++++ RECORDS SHOWN
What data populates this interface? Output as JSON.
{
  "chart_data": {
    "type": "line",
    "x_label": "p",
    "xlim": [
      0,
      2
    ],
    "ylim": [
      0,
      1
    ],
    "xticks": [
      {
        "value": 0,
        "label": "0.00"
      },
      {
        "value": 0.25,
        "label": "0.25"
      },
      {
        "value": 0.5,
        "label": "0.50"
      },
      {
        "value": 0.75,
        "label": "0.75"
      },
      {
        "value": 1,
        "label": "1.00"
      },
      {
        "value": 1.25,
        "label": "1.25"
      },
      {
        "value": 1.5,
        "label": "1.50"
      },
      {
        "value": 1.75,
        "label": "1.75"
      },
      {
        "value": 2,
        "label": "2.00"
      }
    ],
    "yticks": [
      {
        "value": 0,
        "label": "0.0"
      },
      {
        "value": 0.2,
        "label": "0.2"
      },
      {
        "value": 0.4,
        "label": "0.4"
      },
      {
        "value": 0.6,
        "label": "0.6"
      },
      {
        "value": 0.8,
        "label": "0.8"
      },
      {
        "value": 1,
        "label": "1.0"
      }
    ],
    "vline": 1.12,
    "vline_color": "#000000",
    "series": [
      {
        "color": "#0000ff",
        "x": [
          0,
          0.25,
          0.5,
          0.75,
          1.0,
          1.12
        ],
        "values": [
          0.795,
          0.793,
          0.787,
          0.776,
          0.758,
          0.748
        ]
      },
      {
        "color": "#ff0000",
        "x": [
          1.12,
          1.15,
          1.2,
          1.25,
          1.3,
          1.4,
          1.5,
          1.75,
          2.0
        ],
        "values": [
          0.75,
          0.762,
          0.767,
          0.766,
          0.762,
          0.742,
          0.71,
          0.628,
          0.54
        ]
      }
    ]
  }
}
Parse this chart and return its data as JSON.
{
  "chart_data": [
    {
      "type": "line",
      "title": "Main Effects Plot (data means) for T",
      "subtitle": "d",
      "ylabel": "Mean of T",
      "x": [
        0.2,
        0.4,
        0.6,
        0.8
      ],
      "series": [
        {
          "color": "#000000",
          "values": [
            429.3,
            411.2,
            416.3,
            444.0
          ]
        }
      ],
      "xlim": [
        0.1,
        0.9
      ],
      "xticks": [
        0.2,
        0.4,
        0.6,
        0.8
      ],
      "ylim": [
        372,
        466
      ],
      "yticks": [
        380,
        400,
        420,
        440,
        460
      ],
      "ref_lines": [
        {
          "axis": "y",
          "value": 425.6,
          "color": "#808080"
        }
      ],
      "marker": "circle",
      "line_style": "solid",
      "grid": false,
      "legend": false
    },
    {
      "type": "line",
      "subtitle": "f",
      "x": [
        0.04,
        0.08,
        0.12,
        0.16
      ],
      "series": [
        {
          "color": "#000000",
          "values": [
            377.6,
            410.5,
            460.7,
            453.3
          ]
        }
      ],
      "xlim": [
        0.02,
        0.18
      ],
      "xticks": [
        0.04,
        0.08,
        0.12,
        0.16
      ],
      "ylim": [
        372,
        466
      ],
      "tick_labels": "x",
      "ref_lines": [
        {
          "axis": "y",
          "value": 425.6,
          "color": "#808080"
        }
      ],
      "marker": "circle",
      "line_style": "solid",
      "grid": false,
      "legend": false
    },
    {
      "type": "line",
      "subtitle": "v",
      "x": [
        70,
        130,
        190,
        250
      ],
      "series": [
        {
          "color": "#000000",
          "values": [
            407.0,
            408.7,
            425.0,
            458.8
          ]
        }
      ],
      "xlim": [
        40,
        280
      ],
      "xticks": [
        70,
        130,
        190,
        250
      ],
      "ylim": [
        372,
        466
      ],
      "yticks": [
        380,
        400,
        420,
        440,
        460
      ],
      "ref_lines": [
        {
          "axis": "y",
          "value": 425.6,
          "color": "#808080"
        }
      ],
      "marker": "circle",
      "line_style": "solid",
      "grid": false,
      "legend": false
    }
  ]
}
++++++++
++++ RECORDS SHOWN
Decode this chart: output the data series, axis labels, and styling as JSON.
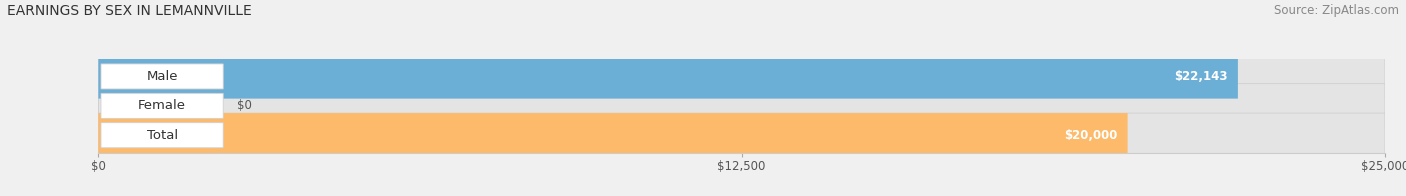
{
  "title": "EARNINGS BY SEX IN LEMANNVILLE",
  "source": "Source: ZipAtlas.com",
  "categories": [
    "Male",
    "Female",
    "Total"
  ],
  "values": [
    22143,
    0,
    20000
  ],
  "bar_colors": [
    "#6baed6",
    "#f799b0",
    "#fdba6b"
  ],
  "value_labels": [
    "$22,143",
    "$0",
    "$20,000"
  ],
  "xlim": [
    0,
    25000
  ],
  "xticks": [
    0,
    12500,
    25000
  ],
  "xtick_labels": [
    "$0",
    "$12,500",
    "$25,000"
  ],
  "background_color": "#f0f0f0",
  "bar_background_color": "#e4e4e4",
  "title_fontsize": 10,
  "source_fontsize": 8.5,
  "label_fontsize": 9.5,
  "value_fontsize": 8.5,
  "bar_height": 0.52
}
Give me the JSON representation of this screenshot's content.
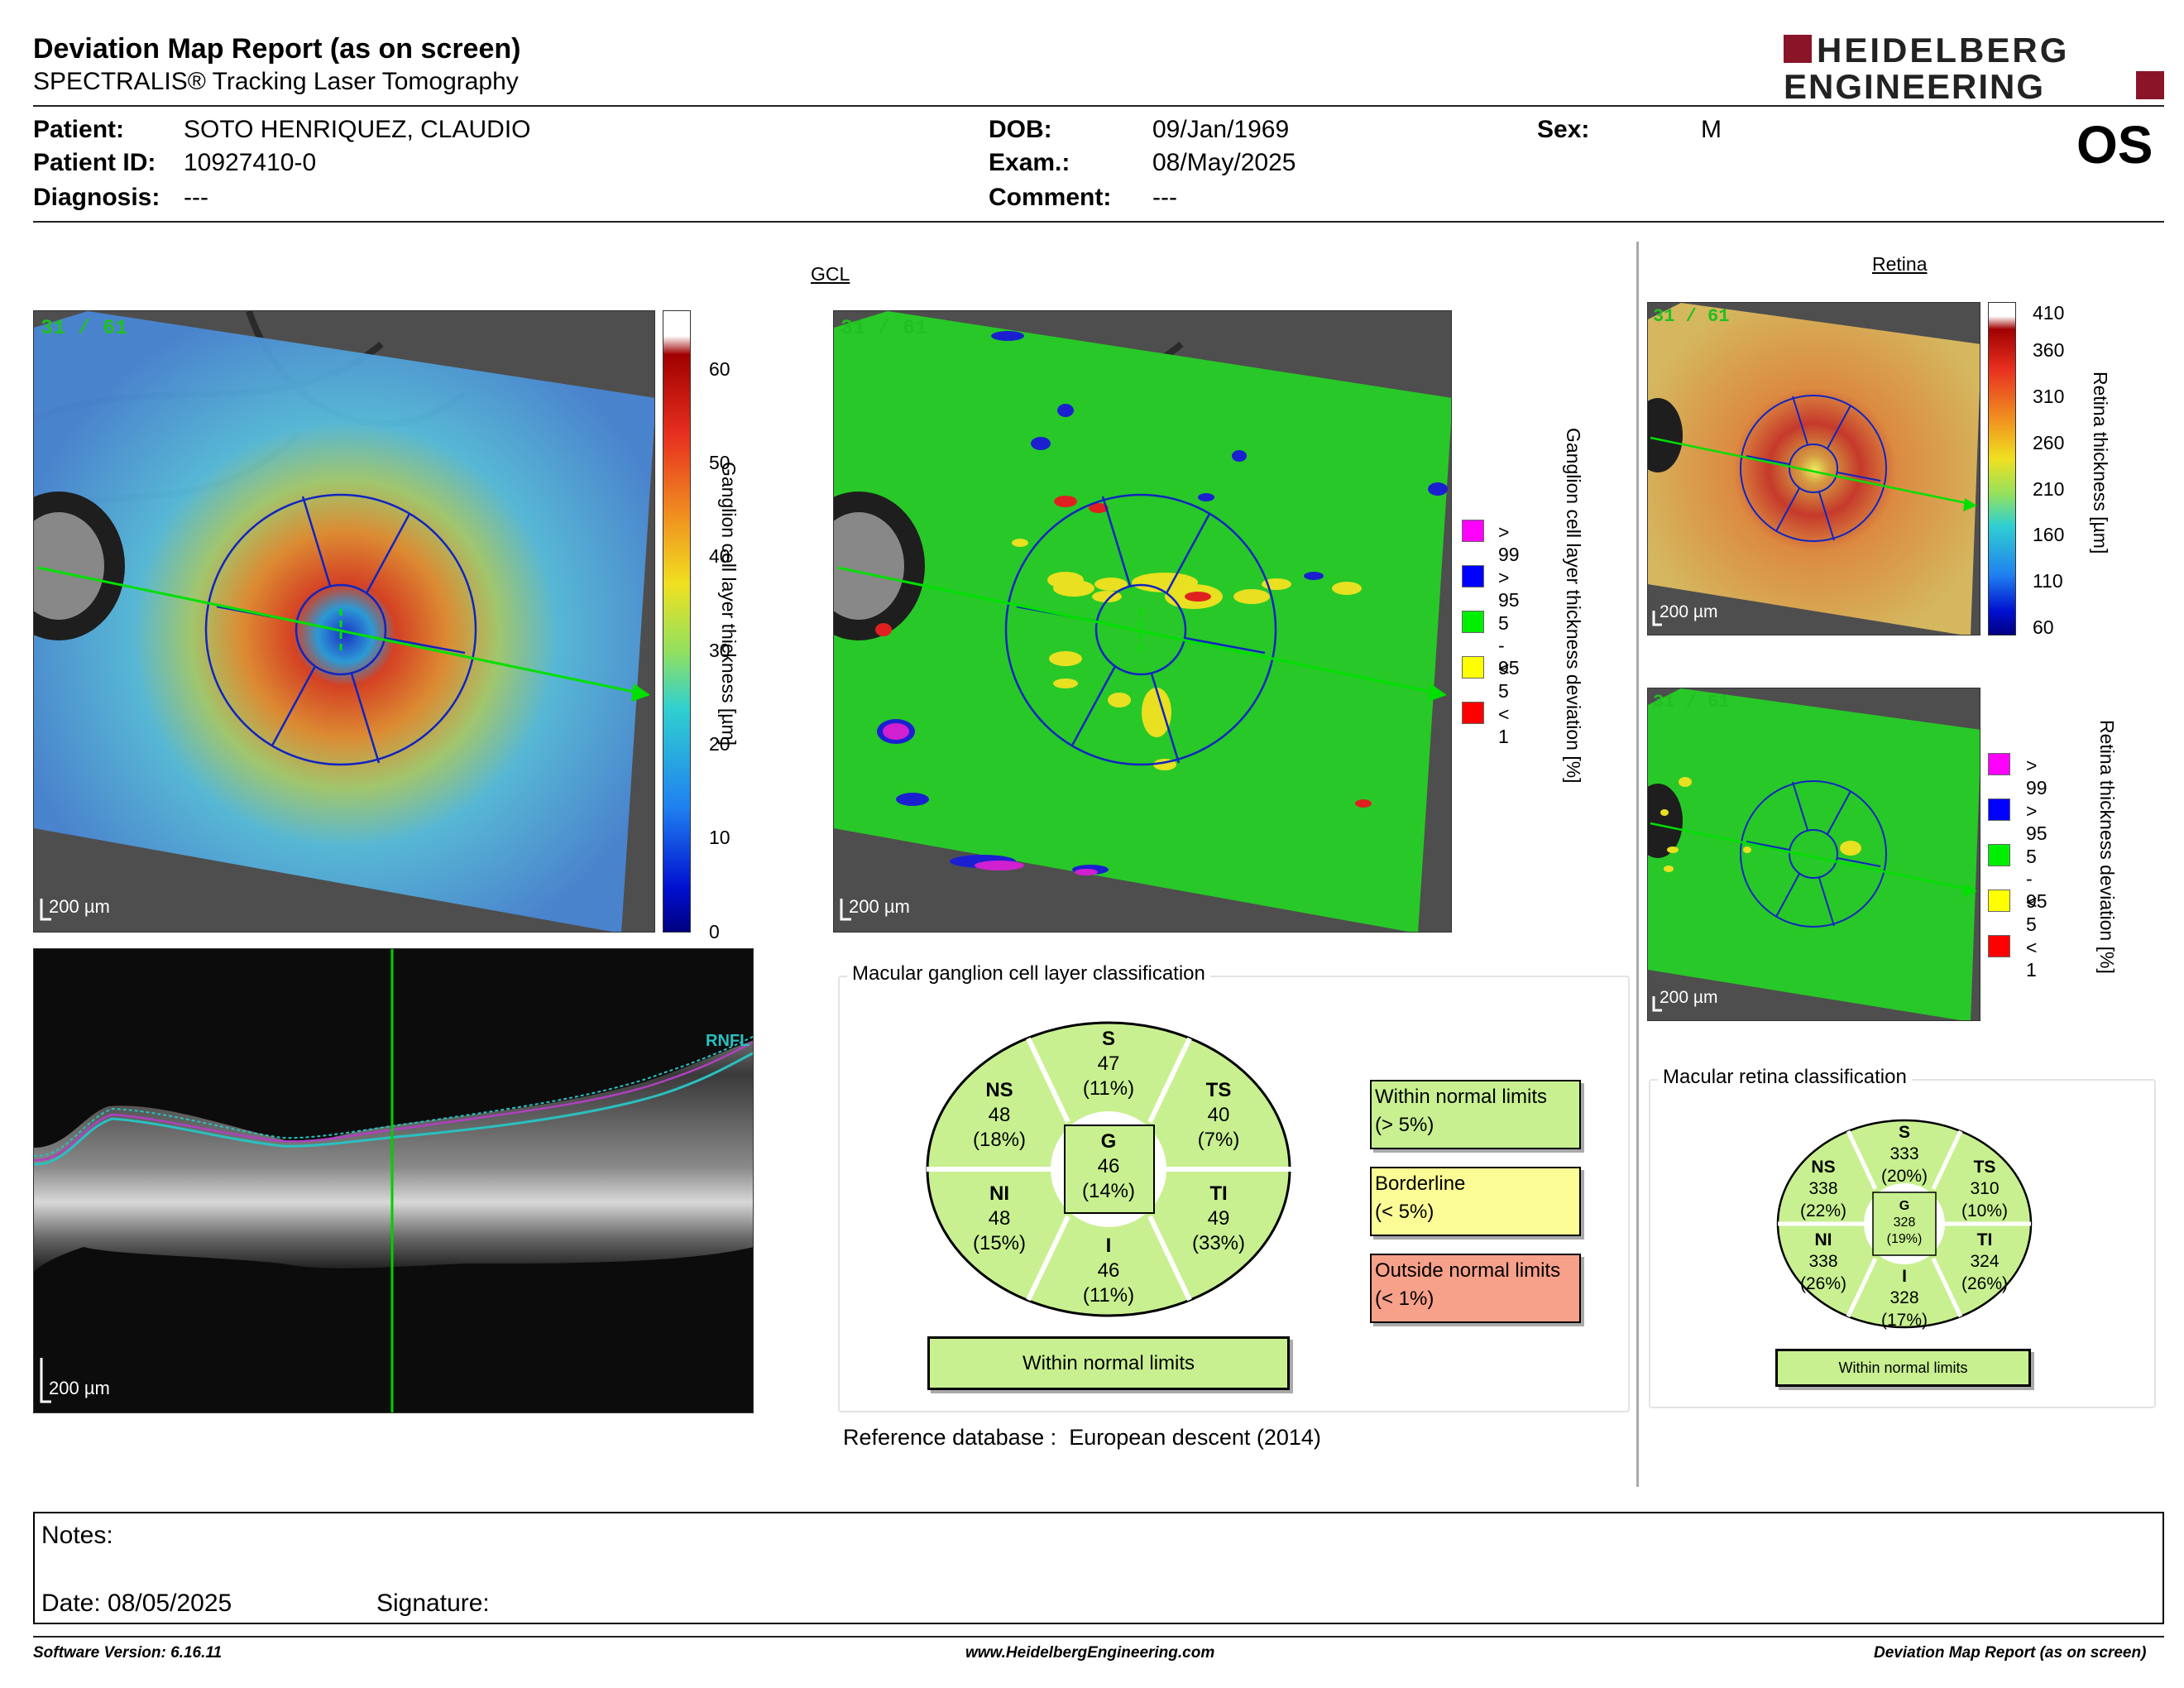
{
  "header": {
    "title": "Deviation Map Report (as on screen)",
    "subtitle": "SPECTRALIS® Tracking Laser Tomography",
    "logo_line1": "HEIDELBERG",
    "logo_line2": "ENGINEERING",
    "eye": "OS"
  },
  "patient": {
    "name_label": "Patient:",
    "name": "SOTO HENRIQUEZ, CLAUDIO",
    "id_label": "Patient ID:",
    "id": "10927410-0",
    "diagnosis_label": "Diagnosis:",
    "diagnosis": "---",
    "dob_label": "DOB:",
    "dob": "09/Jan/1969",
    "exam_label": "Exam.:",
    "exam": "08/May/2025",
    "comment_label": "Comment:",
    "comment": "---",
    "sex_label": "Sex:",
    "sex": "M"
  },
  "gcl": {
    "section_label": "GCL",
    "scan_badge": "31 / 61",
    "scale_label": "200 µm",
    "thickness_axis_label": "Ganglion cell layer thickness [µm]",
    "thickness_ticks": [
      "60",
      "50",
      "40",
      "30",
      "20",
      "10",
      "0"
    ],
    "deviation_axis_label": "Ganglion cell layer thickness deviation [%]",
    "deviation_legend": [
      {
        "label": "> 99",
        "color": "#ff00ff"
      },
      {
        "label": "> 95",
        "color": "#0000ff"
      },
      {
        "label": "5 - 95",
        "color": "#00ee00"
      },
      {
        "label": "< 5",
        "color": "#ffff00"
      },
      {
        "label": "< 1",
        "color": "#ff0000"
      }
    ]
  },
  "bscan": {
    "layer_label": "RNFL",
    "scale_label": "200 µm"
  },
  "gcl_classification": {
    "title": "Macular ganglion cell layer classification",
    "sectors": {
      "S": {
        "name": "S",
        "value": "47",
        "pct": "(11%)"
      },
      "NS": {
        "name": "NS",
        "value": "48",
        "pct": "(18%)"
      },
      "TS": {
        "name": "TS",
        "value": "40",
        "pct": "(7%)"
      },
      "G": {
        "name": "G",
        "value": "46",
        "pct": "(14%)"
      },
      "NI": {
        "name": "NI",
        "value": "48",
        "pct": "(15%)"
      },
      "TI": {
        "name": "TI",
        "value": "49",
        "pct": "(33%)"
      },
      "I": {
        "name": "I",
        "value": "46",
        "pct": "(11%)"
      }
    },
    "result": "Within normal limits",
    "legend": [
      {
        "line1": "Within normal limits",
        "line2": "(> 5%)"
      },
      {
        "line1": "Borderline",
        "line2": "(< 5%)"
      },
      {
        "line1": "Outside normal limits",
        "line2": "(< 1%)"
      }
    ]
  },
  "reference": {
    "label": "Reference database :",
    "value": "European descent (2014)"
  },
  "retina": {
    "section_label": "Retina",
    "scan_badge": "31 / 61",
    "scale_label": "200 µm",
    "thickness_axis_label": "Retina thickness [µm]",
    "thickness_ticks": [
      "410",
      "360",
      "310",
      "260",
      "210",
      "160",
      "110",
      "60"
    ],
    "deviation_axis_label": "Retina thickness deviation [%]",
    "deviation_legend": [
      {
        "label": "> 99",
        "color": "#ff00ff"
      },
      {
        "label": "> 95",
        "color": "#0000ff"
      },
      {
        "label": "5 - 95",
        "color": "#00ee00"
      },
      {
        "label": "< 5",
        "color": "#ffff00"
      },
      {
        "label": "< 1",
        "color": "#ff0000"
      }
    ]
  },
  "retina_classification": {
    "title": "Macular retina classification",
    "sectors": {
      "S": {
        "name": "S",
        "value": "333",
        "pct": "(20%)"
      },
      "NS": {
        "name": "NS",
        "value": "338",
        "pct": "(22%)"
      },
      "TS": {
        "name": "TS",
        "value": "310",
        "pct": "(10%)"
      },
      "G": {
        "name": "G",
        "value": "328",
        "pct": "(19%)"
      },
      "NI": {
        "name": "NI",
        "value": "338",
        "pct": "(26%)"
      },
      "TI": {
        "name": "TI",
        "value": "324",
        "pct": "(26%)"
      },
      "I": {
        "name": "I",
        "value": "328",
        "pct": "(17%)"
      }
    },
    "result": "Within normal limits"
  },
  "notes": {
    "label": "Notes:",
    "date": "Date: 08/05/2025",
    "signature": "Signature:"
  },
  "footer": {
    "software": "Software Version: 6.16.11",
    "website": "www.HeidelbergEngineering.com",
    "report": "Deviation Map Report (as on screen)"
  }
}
++++++++
### EXERCISE
Copy out the lines that hold "subtitle".

### SOLVED PROBLEM
      "subtitle": "d",
      "subtitle": "f",
      "subtitle": "v",
    "subtitle": "SPECTRALIS® Tracking Laser Tomography",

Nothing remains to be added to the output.